[Your goal]
From the listing below, tally the lines that include "Samsung". Return only the total.

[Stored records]

_____

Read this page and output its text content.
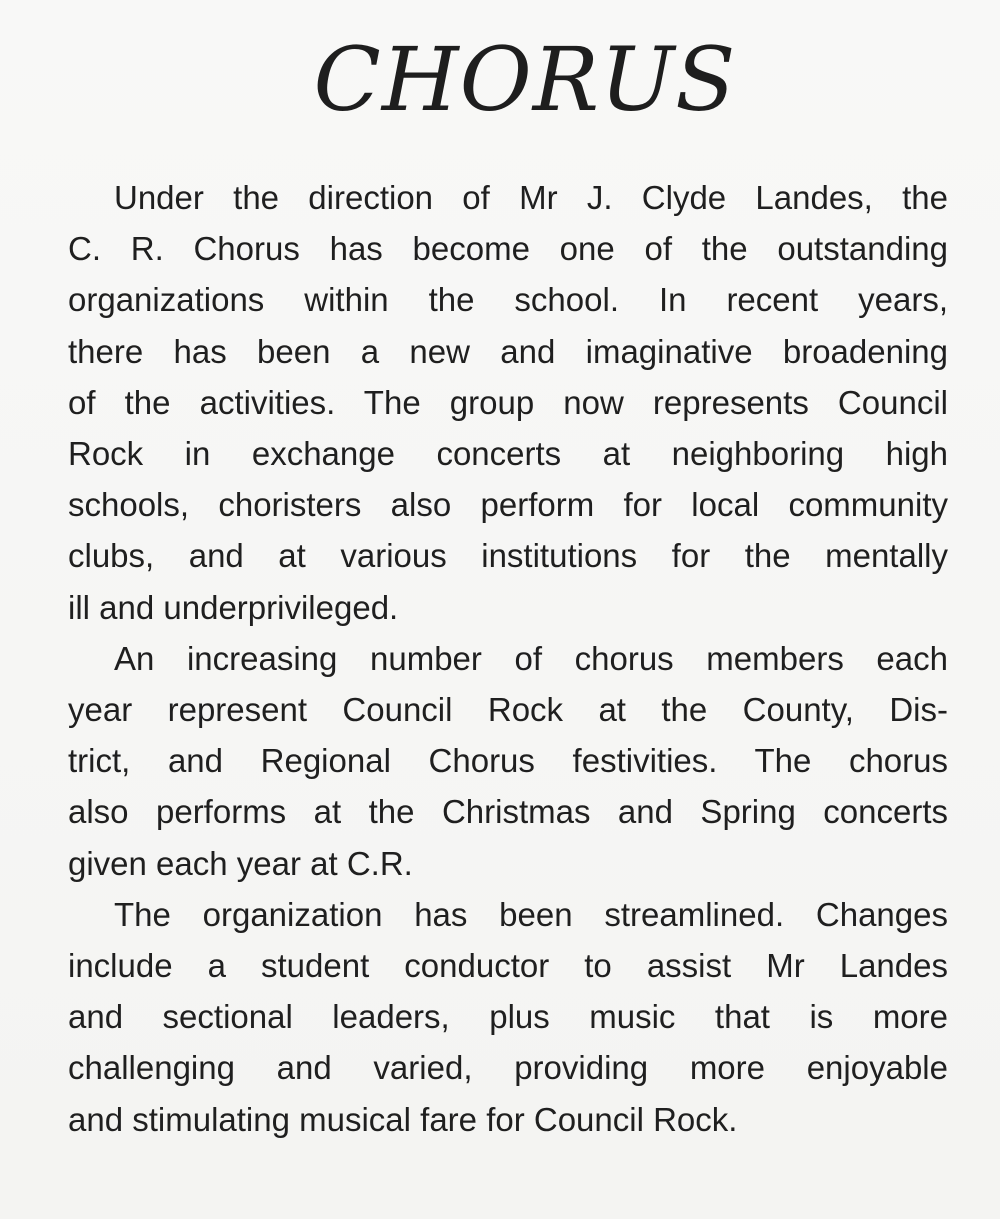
CHORUS
Under the direction of Mr J. Clyde Landes, the
C. R. Chorus has become one of the outstanding
organizations within the school. In recent years,
there has been a new and imaginative broadening
of the activities. The group now represents Council
Rock in exchange concerts at neighboring high
schools, choristers also perform for local community
clubs, and at various institutions for the mentally
ill and underprivileged.
An increasing number of chorus members each
year represent Council Rock at the County, Dis-
trict, and Regional Chorus festivities. The chorus
also performs at the Christmas and Spring concerts
given each year at C.R.
The organization has been streamlined. Changes
include a student conductor to assist Mr Landes
and sectional leaders, plus music that is more
challenging and varied, providing more enjoyable
and stimulating musical fare for Council Rock.
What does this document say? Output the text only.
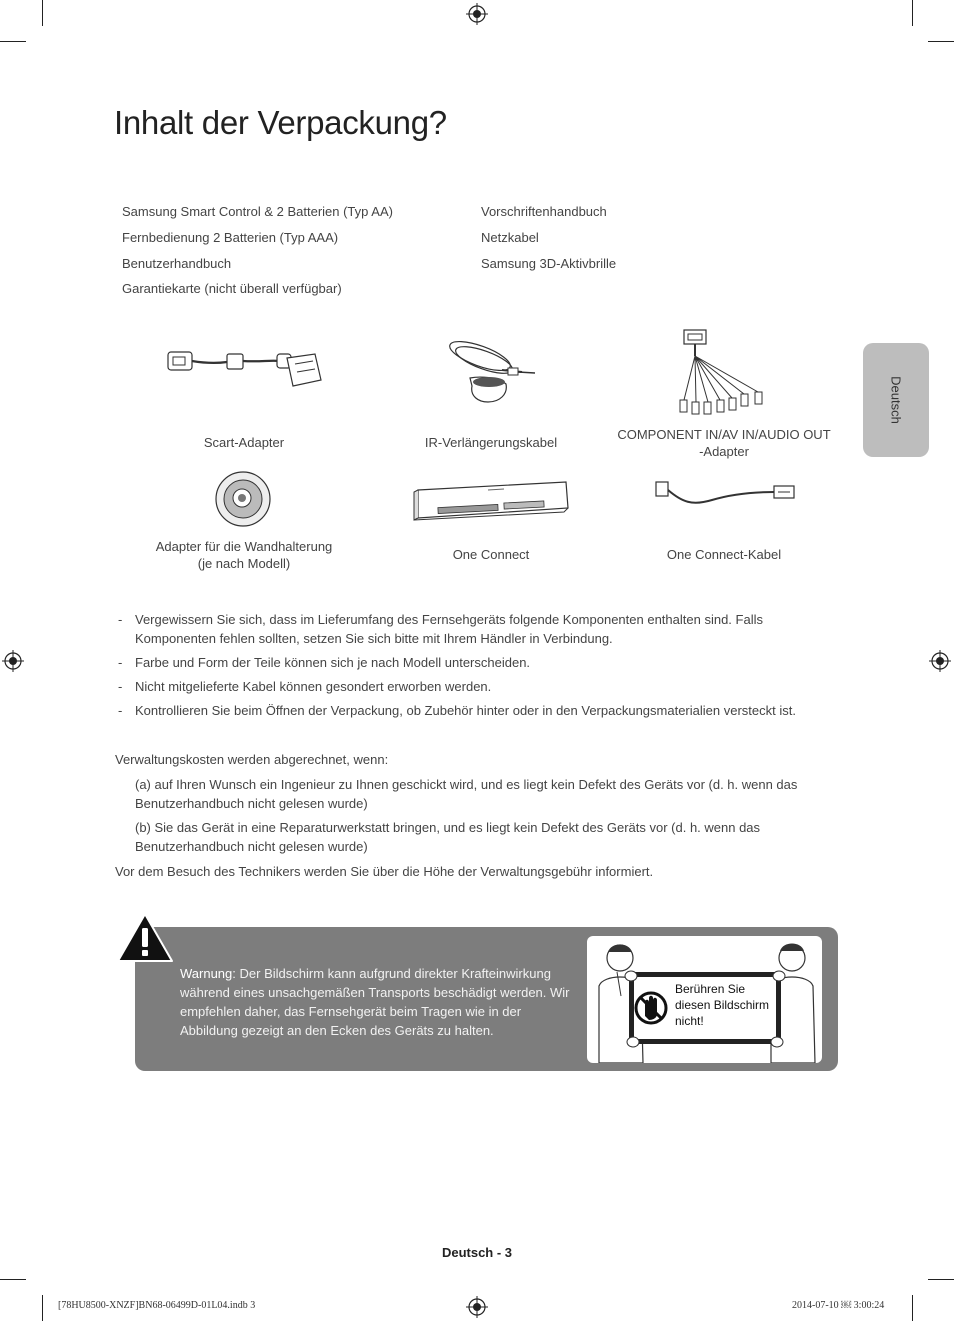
Inhalt der Verpackung?
Deutsch
Samsung Smart Control & 2 Batterien (Typ AA)
Fernbedienung 2 Batterien (Typ AAA)
Benutzerhandbuch
Garantiekarte (nicht überall verfügbar)
Vorschriftenhandbuch
Netzkabel
Samsung 3D-Aktivbrille
Scart-Adapter	IR-Verlängerungskabel
COMPONENT IN/AV IN/AUDIO OUT
-Adapter
Adapter für die Wandhalterung
(je nach Modell)
One Connect	One Connect-Kabel
- Vergewissern Sie sich, dass im Lieferumfang des Fernsehgeräts folgende Komponenten enthalten sind. Falls Komponenten fehlen sollten, setzen Sie sich bitte mit Ihrem Händler in Verbindung.
- Farbe und Form der Teile können sich je nach Modell unterscheiden.
- Nicht mitgelieferte Kabel können gesondert erworben werden.
- Kontrollieren Sie beim Öffnen der Verpackung, ob Zubehör hinter oder in den Verpackungsmaterialien versteckt ist.
Verwaltungskosten werden abgerechnet, wenn:
(a) auf Ihren Wunsch ein Ingenieur zu Ihnen geschickt wird, und es liegt kein Defekt des Geräts vor (d. h. wenn das Benutzerhandbuch nicht gelesen wurde)
(b) Sie das Gerät in eine Reparaturwerkstatt bringen, und es liegt kein Defekt des Geräts vor (d. h. wenn das Benutzerhandbuch nicht gelesen wurde)
Vor dem Besuch des Technikers werden Sie über die Höhe der Verwaltungsgebühr informiert.
Warnung: Der Bildschirm kann aufgrund direkter Krafteinwirkung während eines unsachgemäßen Transports beschädigt werden. Wir empfehlen daher, das Fernsehgerät beim Tragen wie in der Abbildung gezeigt an den Ecken des Geräts zu halten.
Berühren Sie diesen Bildschirm nicht!
Deutsch - 3
[78HU8500-XNZF]BN68-06499D-01L04.indb 3	2014-07-10 ￼ 3:00:24
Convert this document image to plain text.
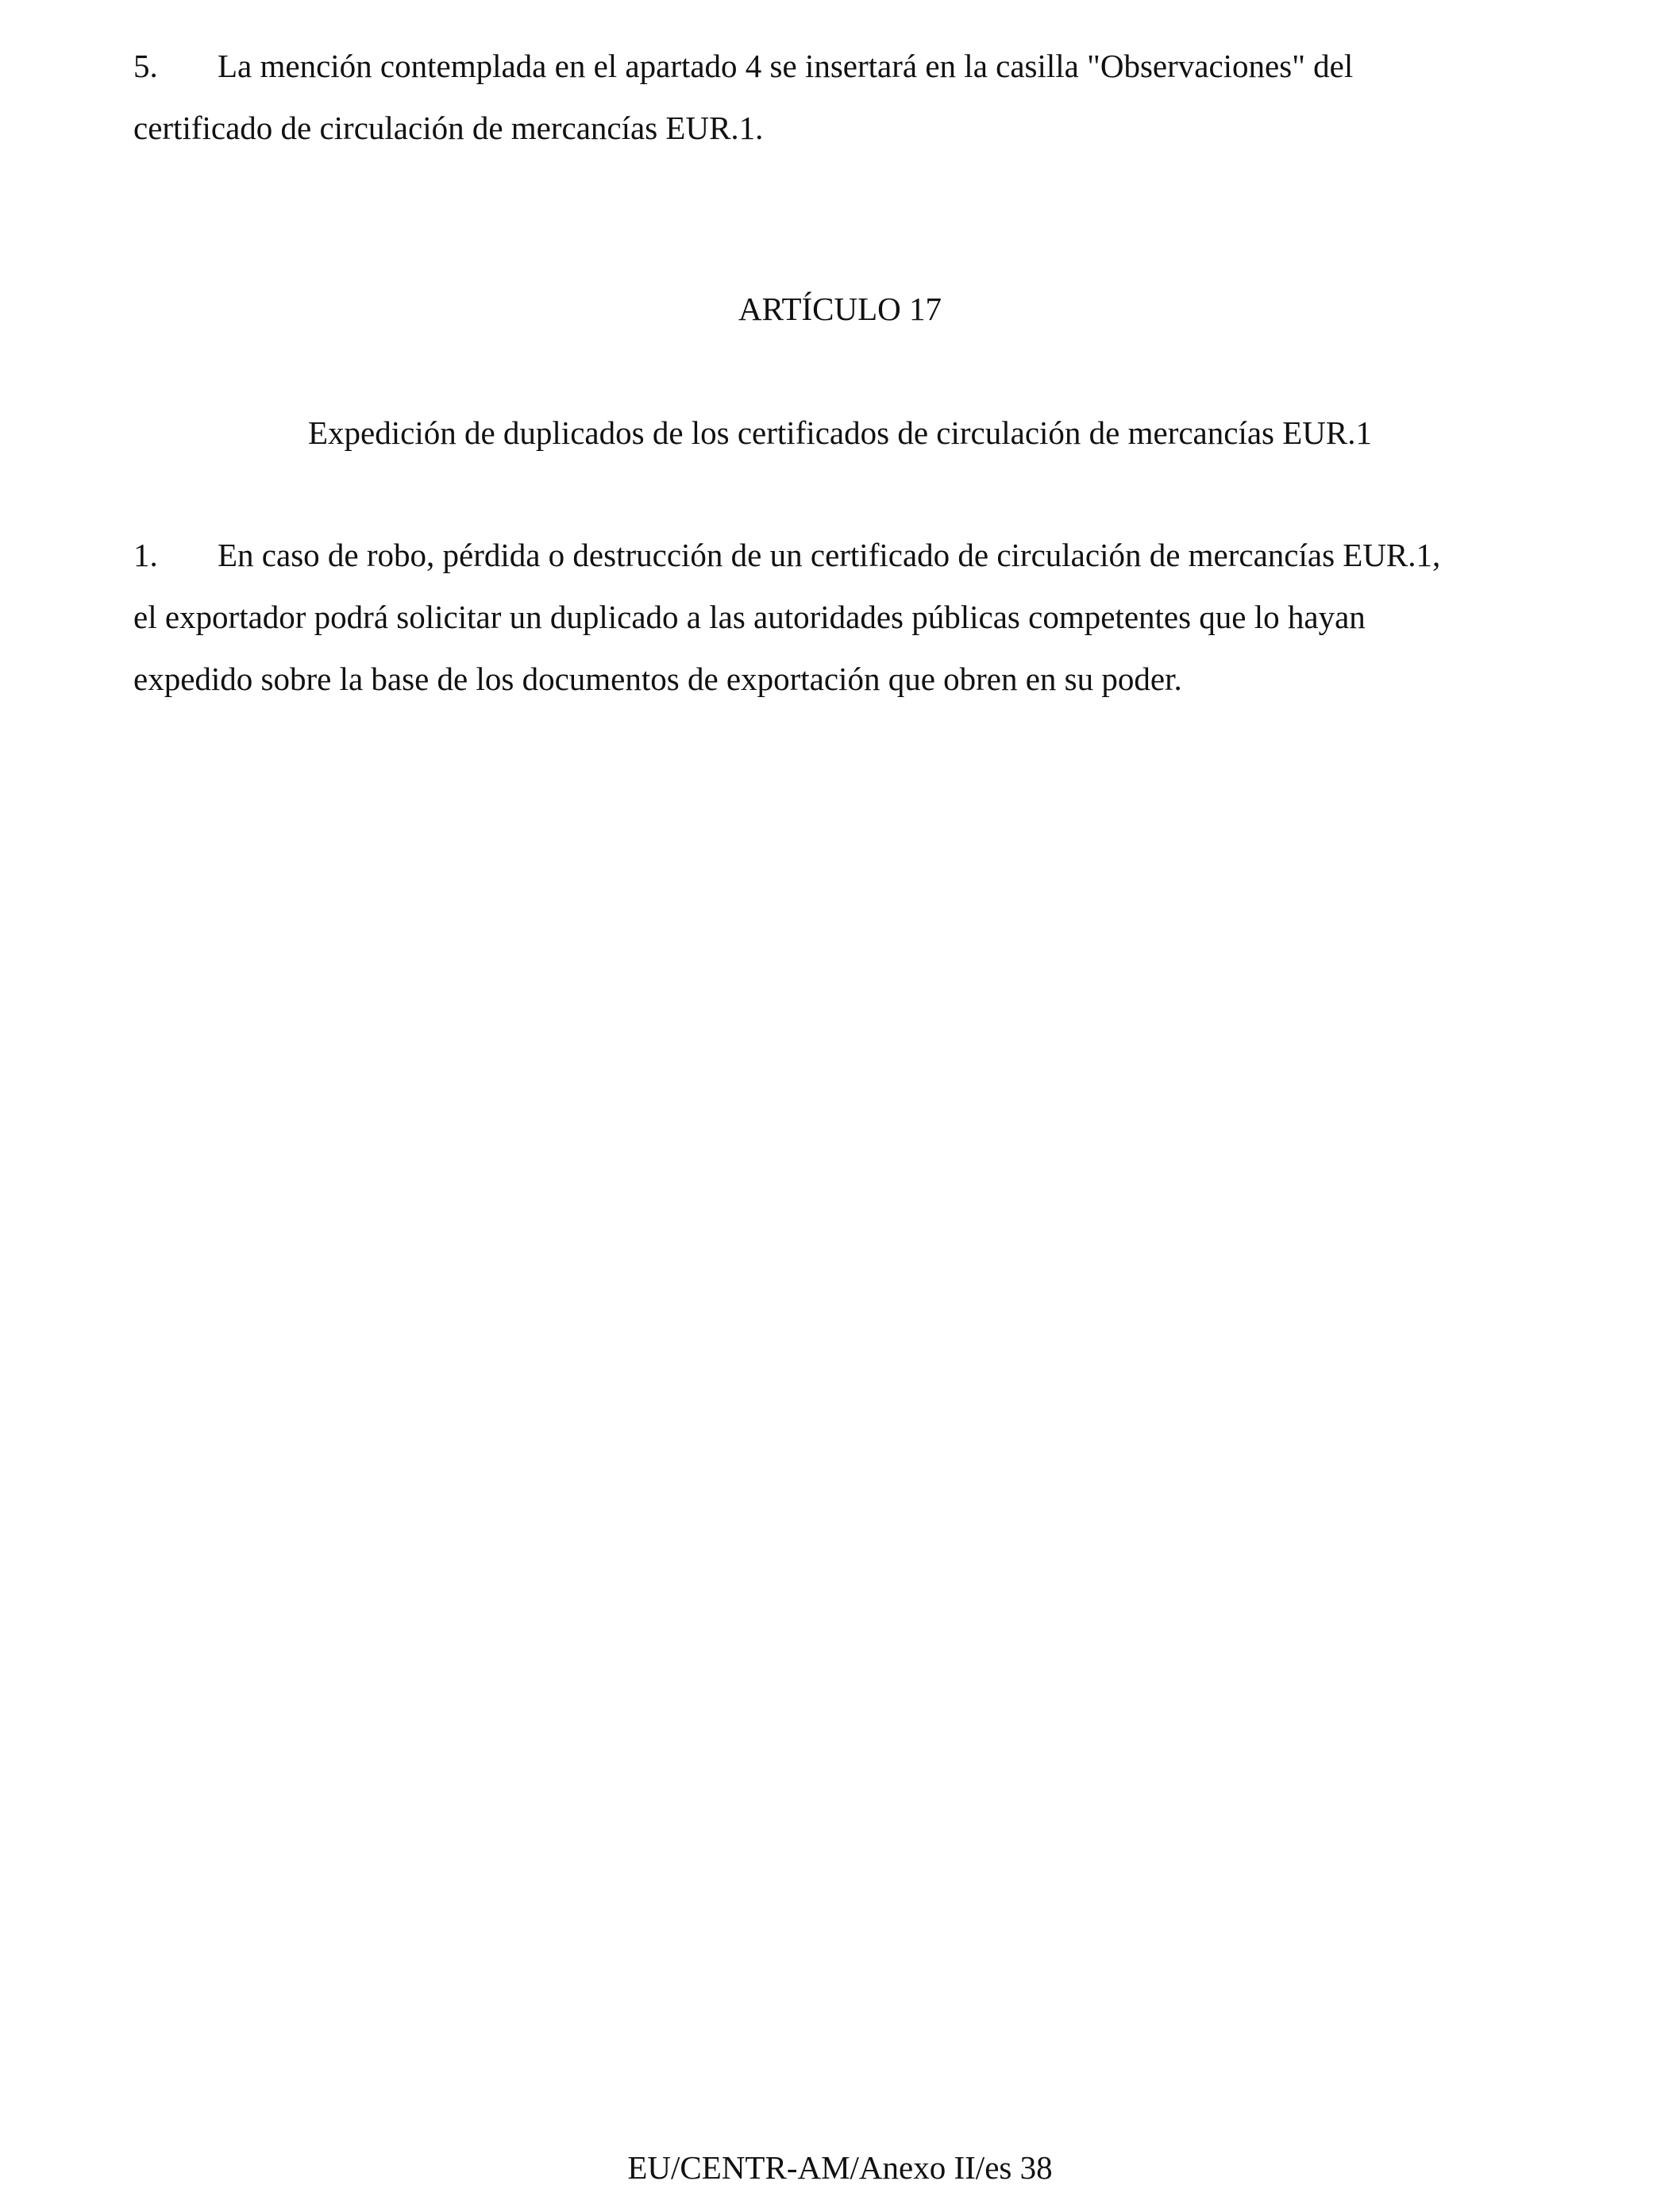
5. La mención contemplada en el apartado 4 se insertará en la casilla "Observaciones" del
certificado de circulación de mercancías EUR.1.
ARTÍCULO 17
Expedición de duplicados de los certificados de circulación de mercancías EUR.1
1. En caso de robo, pérdida o destrucción de un certificado de circulación de mercancías EUR.1,
el exportador podrá solicitar un duplicado a las autoridades públicas competentes que lo hayan
expedido sobre la base de los documentos de exportación que obren en su poder.
EU/CENTR-AM/Anexo II/es 38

_____

[Result of the exercise]
2